Each line with the word "Montage" must appear in the answer, copied from the records.

> Data to process:
▽
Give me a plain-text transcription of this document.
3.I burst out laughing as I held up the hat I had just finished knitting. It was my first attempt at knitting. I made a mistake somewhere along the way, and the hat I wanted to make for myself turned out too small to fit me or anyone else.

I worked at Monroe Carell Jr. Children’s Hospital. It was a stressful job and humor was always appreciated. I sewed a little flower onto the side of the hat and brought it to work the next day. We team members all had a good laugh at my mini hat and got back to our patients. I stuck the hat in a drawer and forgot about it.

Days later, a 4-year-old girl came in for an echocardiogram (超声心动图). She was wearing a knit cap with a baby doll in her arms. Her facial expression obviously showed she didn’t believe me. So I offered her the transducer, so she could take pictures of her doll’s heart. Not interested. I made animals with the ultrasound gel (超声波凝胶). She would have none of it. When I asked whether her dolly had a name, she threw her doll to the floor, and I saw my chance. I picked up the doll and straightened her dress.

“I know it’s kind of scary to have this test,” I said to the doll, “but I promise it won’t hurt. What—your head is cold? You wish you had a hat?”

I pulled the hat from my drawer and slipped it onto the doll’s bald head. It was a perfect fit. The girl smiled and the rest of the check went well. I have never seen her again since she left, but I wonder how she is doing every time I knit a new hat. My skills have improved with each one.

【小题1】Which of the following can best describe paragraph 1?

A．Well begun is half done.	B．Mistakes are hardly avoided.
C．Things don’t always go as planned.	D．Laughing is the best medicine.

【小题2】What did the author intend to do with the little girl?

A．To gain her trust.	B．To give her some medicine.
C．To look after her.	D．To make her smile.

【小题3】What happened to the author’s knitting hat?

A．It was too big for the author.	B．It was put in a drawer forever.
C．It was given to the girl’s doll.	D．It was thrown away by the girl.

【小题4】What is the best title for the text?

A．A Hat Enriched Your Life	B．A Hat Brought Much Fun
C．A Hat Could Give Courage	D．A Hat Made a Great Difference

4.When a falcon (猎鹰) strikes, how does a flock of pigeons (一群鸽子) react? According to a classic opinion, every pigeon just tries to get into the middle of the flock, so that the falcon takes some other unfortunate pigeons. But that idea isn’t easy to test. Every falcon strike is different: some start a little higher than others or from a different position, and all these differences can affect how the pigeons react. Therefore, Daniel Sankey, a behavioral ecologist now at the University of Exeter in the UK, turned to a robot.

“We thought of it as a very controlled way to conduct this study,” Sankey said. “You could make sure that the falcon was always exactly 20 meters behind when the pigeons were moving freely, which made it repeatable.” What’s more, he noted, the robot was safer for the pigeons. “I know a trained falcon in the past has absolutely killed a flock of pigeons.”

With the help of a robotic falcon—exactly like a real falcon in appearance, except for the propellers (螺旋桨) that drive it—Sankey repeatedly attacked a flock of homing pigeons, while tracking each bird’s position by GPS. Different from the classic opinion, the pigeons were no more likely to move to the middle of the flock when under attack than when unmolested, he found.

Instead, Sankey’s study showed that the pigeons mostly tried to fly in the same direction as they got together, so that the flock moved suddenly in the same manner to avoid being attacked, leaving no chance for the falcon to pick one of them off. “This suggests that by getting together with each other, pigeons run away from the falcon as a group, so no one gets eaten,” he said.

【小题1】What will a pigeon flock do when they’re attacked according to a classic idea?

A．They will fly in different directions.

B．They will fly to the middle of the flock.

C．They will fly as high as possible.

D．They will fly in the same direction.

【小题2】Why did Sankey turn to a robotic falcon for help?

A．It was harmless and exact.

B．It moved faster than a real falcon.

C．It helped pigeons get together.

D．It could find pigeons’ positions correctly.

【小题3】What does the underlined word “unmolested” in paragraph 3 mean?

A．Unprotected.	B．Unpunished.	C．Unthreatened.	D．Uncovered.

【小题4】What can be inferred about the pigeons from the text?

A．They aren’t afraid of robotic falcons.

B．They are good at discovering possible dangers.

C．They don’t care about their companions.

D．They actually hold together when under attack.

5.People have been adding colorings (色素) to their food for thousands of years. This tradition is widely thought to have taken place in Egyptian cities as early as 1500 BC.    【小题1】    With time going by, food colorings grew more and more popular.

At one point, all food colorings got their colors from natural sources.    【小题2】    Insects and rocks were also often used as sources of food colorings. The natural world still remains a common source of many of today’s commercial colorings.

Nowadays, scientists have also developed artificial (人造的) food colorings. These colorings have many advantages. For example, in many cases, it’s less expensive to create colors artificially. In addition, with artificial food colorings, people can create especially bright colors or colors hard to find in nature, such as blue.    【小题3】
△
▽
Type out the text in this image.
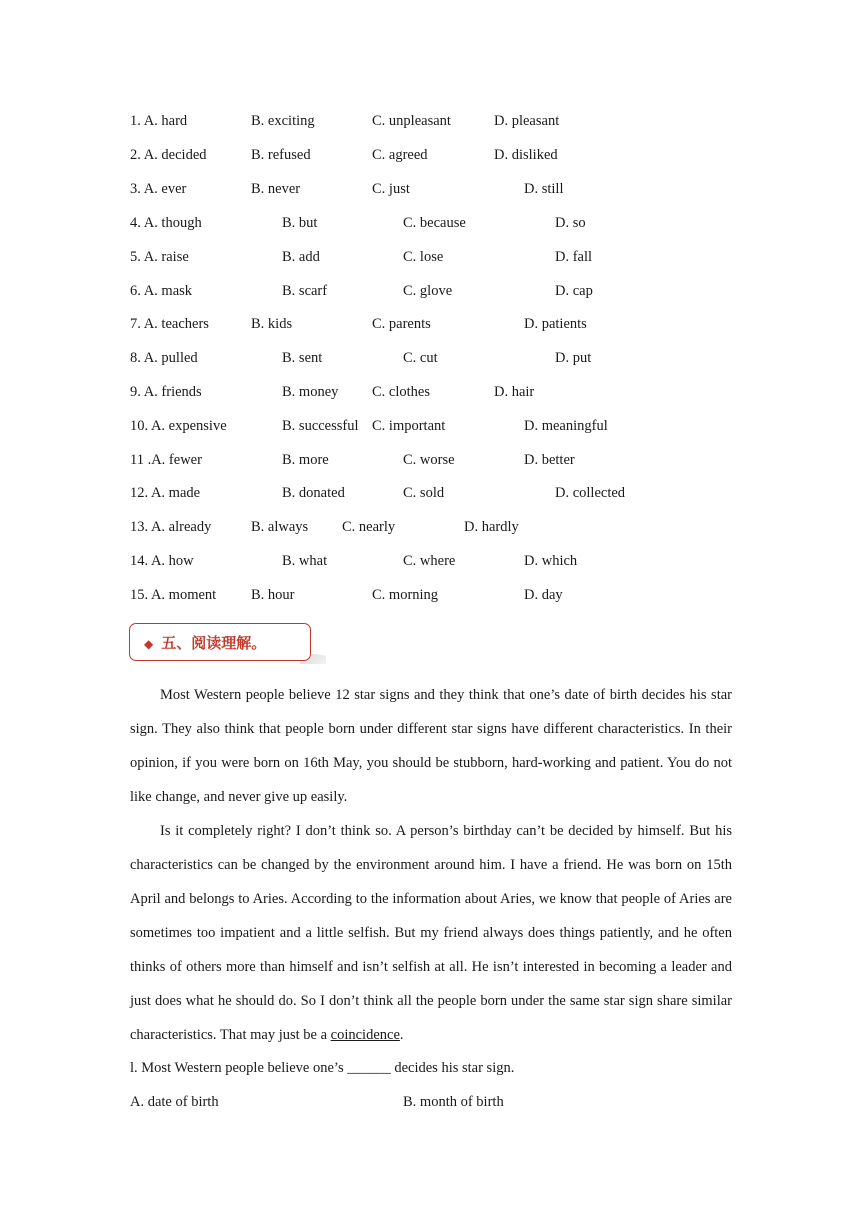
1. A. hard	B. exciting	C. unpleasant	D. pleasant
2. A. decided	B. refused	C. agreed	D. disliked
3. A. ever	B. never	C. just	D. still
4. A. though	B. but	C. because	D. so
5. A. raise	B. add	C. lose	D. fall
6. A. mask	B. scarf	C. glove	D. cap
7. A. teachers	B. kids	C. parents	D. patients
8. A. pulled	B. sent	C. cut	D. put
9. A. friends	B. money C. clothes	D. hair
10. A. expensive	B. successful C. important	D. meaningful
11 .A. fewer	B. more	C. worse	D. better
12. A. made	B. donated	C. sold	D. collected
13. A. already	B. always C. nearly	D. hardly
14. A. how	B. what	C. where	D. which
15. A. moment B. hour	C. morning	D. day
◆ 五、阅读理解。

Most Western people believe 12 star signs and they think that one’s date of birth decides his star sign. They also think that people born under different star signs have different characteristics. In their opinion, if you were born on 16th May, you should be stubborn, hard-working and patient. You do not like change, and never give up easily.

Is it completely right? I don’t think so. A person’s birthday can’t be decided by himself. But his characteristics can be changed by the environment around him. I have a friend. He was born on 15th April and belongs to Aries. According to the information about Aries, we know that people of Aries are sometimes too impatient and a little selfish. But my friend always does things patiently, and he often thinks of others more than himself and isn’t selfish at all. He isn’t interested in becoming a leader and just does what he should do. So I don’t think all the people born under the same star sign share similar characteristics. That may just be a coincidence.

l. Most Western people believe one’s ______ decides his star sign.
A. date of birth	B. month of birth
△
▽
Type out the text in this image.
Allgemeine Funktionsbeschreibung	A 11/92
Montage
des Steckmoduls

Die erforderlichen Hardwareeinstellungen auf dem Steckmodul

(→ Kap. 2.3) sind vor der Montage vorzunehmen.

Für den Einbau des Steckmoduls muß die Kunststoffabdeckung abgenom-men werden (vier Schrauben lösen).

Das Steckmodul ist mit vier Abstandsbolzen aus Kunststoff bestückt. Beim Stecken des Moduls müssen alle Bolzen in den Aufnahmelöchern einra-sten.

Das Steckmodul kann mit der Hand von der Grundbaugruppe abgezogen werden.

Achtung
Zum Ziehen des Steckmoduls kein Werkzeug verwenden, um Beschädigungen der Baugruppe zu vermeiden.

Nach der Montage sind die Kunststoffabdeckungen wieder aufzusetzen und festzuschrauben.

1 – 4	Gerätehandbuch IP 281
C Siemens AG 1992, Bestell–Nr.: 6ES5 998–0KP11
△
> Finished exercise:
Montage
(→ Kap. 2.3) sind vor der Montage vorzunehmen.
Nach der Montage sind die Kunststoffabdeckungen wieder aufzusetzen und festzuschrauben.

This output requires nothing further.